§ Your objective: Copy the data word for word, keeping every line.

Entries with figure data
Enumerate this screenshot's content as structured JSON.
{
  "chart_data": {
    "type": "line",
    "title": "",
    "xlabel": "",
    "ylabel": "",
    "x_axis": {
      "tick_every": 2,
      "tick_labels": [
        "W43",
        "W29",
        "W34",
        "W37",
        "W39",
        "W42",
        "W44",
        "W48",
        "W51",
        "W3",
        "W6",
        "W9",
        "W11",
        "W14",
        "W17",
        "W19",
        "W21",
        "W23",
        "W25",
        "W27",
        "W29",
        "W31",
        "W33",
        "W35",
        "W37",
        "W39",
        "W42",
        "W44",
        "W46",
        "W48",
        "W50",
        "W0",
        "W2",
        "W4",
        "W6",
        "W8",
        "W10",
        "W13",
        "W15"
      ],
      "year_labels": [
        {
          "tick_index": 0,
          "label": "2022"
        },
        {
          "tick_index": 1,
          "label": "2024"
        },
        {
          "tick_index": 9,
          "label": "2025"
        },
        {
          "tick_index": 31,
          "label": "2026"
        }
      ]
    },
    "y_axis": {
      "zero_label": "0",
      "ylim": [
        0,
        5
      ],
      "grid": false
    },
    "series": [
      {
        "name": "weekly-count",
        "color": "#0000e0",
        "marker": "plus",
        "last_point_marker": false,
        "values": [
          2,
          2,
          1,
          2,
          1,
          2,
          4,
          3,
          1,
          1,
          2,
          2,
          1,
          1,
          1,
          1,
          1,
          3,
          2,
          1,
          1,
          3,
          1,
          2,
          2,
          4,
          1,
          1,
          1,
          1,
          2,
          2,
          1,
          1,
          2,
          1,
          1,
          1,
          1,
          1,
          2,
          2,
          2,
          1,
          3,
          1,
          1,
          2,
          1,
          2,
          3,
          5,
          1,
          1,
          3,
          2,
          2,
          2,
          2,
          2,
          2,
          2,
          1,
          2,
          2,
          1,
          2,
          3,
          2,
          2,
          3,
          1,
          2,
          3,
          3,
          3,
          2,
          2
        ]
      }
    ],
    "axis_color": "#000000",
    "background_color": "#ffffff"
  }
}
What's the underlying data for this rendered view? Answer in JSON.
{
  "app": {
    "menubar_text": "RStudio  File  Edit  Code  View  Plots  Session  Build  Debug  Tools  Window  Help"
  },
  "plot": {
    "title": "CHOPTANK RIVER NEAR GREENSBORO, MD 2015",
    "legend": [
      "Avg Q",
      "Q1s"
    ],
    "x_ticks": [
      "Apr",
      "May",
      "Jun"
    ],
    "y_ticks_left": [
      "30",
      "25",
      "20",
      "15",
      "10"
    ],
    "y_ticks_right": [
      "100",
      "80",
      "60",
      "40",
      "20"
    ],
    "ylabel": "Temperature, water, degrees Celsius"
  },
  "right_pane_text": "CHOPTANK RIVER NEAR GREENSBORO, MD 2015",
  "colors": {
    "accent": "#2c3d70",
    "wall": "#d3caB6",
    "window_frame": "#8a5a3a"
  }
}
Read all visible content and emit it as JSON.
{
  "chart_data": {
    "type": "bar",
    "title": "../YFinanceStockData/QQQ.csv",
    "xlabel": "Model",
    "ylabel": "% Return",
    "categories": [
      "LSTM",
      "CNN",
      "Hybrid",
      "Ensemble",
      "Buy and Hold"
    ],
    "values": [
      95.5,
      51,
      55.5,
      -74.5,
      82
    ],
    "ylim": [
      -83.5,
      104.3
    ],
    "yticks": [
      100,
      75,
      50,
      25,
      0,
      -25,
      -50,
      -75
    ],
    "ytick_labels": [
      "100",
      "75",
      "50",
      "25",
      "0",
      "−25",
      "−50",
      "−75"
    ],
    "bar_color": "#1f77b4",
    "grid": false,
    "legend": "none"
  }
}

§ Answer to the problem:
Enumerate this screenshot's content as structured JSON.
{
  "chart_data": {
    "type": "line",
    "title": "",
    "xlabel": "",
    "ylabel": "",
    "x_axis": {
      "tick_every": 2,
      "tick_labels": [
        "W43",
        "W29",
        "W34",
        "W37",
        "W39",
        "W42",
        "W44",
        "W48",
        "W51",
        "W3",
        "W6",
        "W9",
        "W11",
        "W14",
        "W17",
        "W19",
        "W21",
        "W23",
        "W25",
        "W27",
        "W29",
        "W31",
        "W33",
        "W35",
        "W37",
        "W39",
        "W42",
        "W44",
        "W46",
        "W48",
        "W50",
        "W0",
        "W2",
        "W4",
        "W6",
        "W8",
        "W10",
        "W13",
        "W15"
      ],
      "year_labels": [
        {
          "tick_index": 0,
          "label": "2022"
        },
        {
          "tick_index": 1,
          "label": "2024"
        },
        {
          "tick_index": 9,
          "label": "2025"
        },
        {
          "tick_index": 31,
          "label": "2026"
        }
      ]
    },
    "y_axis": {
      "zero_label": "0",
      "ylim": [
        0,
        5
      ],
      "grid": false
    },
    "series": [
      {
        "name": "weekly-count",
        "color": "#0000e0",
        "marker": "plus",
        "last_point_marker": false,
        "values": [
          2,
          2,
          1,
          2,
          1,
          2,
          4,
          3,
          1,
          1,
          2,
          2,
          1,
          1,
          1,
          1,
          1,
          3,
          2,
          1,
          1,
          3,
          1,
          2,
          2,
          4,
          1,
          1,
          1,
          1,
          2,
          2,
          1,
          1,
          2,
          1,
          1,
          1,
          1,
          1,
          2,
          2,
          2,
          1,
          3,
          1,
          1,
          2,
          1,
          2,
          3,
          5,
          1,
          1,
          3,
          2,
          2,
          2,
          2,
          2,
          2,
          2,
          1,
          2,
          2,
          1,
          2,
          3,
          2,
          2,
          3,
          1,
          2,
          3,
          3,
          3,
          2,
          2
        ]
      }
    ],
    "axis_color": "#000000",
    "background_color": "#ffffff"
  }
}
What's the underlying data for this rendered view? Answer in JSON.
{
  "app": {
    "menubar_text": "RStudio  File  Edit  Code  View  Plots  Session  Build  Debug  Tools  Window  Help"
  },
  "plot": {
    "title": "CHOPTANK RIVER NEAR GREENSBORO, MD 2015",
    "legend": [
      "Avg Q",
      "Q1s"
    ],
    "x_ticks": [
      "Apr",
      "May",
      "Jun"
    ],
    "y_ticks_left": [
      "30",
      "25",
      "20",
      "15",
      "10"
    ],
    "y_ticks_right": [
      "100",
      "80",
      "60",
      "40",
      "20"
    ],
    "ylabel": "Temperature, water, degrees Celsius"
  },
  "right_pane_text": "CHOPTANK RIVER NEAR GREENSBORO, MD 2015",
  "colors": {
    "accent": "#2c3d70",
    "wall": "#d3caB6",
    "window_frame": "#8a5a3a"
  }
}
Read all visible content and emit it as JSON.
{
  "chart_data": {
    "type": "bar",
    "title": "../YFinanceStockData/QQQ.csv",
    "xlabel": "Model",
    "ylabel": "% Return",
    "categories": [
      "LSTM",
      "CNN",
      "Hybrid",
      "Ensemble",
      "Buy and Hold"
    ],
    "values": [
      95.5,
      51,
      55.5,
      -74.5,
      82
    ],
    "ylim": [
      -83.5,
      104.3
    ],
    "yticks": [
      100,
      75,
      50,
      25,
      0,
      -25,
      -50,
      -75
    ],
    "ytick_labels": [
      "100",
      "75",
      "50",
      "25",
      "0",
      "−25",
      "−50",
      "−75"
    ],
    "bar_color": "#1f77b4",
    "grid": false,
    "legend": "none"
  }
}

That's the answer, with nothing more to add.